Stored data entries
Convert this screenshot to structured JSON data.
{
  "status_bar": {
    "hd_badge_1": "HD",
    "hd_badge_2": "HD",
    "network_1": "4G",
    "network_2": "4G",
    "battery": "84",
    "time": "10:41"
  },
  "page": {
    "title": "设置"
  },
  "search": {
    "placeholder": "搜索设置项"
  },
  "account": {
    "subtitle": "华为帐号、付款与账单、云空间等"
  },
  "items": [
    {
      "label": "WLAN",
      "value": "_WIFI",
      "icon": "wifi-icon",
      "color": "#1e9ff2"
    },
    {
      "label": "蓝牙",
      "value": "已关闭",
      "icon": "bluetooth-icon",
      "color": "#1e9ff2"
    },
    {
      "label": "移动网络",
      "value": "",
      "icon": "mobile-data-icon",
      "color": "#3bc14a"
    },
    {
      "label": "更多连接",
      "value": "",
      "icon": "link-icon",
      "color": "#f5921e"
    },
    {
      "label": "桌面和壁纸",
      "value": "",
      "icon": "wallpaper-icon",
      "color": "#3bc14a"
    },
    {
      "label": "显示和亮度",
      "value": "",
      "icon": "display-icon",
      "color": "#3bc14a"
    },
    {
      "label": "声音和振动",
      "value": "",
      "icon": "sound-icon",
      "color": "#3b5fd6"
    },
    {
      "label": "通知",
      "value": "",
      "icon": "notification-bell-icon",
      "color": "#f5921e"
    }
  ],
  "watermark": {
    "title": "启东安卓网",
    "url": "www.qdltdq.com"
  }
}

◆ Direction ◆
Select every line where the word "label" occurs.

◆ Solved problem ◆
      "label": "WLAN",
      "label": "蓝牙",
      "label": "移动网络",
      "label": "更多连接",
      "label": "桌面和壁纸",
      "label": "显示和亮度",
      "label": "声音和振动",
      "label": "通知",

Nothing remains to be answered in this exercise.